◆ LISTING:
((

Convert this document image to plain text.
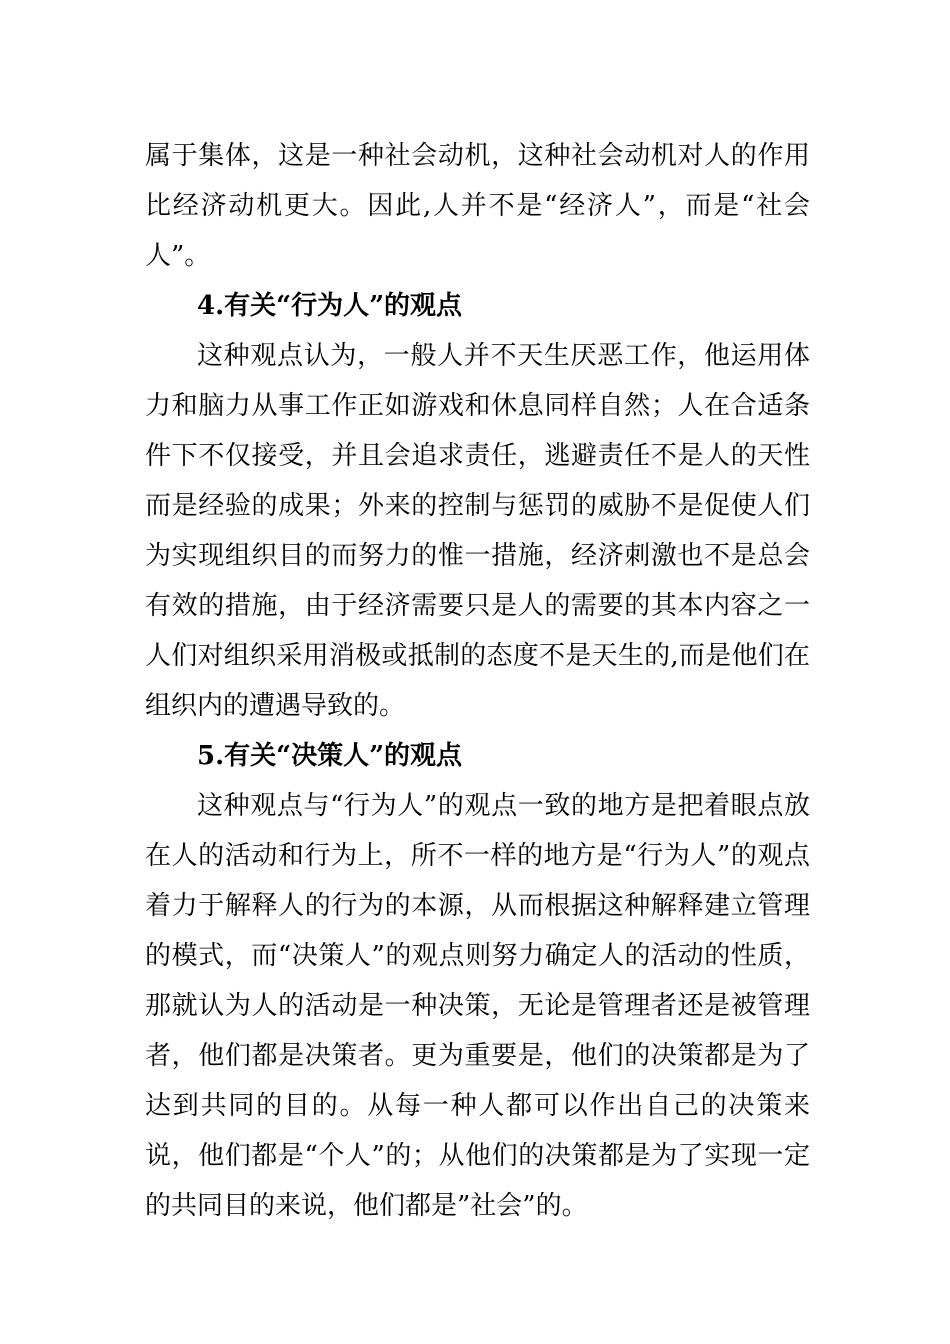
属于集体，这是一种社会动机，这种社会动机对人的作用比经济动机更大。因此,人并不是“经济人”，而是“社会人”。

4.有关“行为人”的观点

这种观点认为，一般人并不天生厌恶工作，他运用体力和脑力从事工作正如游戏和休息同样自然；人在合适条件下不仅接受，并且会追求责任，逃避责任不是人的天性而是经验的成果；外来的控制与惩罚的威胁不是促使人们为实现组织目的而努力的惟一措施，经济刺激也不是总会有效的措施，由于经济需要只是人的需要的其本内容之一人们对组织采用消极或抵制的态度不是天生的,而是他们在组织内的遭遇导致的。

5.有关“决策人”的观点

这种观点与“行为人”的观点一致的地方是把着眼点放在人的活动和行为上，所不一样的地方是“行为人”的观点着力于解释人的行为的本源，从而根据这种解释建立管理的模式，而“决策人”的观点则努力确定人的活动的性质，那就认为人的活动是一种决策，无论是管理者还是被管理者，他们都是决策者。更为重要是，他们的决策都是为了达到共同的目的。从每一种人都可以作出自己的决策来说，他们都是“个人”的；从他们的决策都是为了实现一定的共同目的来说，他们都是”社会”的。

))
((

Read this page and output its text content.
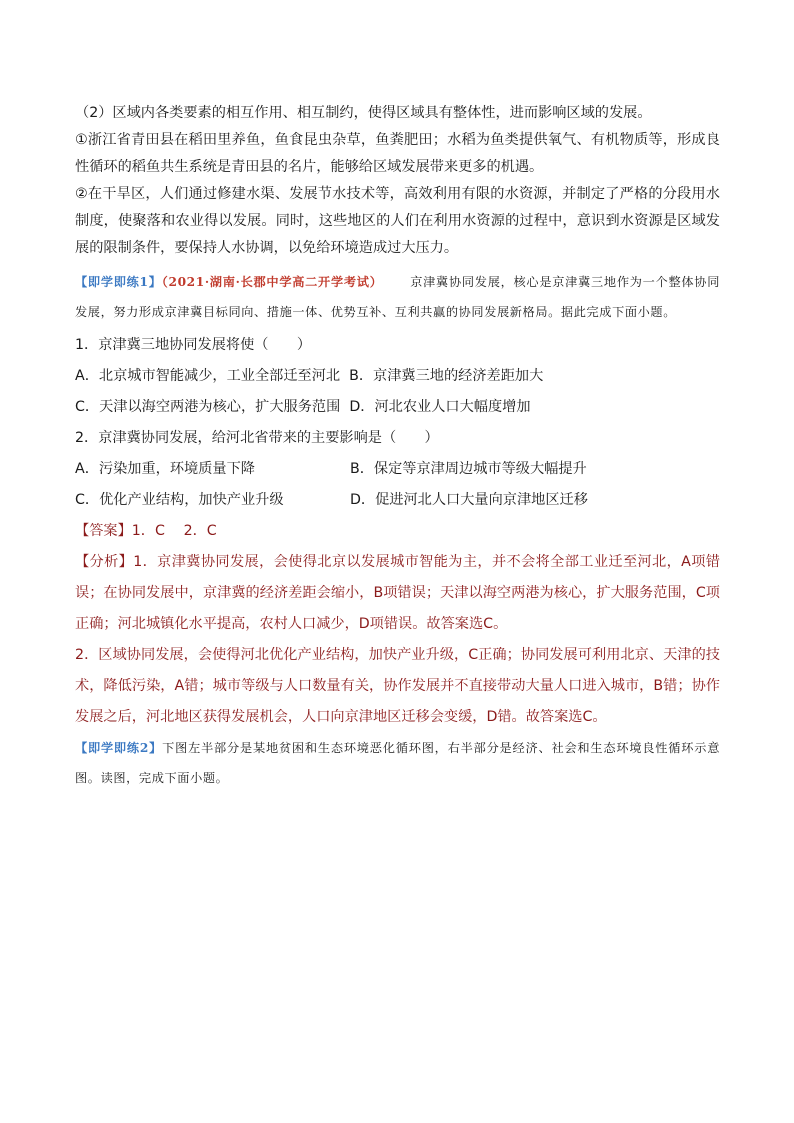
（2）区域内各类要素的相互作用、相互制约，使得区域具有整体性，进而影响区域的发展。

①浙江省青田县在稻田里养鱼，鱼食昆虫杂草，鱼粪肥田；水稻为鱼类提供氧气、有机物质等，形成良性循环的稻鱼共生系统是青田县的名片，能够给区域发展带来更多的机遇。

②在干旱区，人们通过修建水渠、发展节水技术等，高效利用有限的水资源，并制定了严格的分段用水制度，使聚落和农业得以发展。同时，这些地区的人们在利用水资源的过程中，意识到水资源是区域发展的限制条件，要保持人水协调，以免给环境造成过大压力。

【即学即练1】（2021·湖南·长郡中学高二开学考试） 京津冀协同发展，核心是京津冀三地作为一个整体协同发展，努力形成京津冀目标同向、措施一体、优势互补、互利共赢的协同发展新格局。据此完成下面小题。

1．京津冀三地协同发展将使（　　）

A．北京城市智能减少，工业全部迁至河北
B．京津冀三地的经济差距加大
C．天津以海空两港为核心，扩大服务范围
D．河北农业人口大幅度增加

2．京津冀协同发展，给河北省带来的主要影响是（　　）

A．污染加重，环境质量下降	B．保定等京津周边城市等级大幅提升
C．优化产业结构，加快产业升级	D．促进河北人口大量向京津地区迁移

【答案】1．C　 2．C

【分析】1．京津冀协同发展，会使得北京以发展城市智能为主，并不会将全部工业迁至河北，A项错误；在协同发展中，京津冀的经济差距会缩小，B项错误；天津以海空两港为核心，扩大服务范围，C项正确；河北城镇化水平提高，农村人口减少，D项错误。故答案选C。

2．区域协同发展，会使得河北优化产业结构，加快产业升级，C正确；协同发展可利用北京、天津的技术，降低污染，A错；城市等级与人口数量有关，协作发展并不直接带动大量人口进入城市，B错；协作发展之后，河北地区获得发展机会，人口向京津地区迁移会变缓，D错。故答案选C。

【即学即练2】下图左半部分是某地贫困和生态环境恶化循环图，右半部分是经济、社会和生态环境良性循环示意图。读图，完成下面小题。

))
((

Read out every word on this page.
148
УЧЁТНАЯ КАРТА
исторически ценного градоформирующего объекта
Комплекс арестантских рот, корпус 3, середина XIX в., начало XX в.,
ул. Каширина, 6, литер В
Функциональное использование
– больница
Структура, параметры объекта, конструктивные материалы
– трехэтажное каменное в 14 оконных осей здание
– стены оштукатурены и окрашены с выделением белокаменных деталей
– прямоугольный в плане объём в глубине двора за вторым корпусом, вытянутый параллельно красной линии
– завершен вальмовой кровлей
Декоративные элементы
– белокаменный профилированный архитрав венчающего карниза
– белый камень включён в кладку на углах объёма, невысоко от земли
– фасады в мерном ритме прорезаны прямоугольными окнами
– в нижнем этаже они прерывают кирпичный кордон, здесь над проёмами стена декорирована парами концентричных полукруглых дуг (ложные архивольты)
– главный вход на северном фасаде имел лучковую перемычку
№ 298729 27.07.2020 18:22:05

))

◆ WHAT IS NEEDED: Count every line in the data where the string "text" occurs. Give nothing except the number.

◆ EXERCISE ANSWER: 2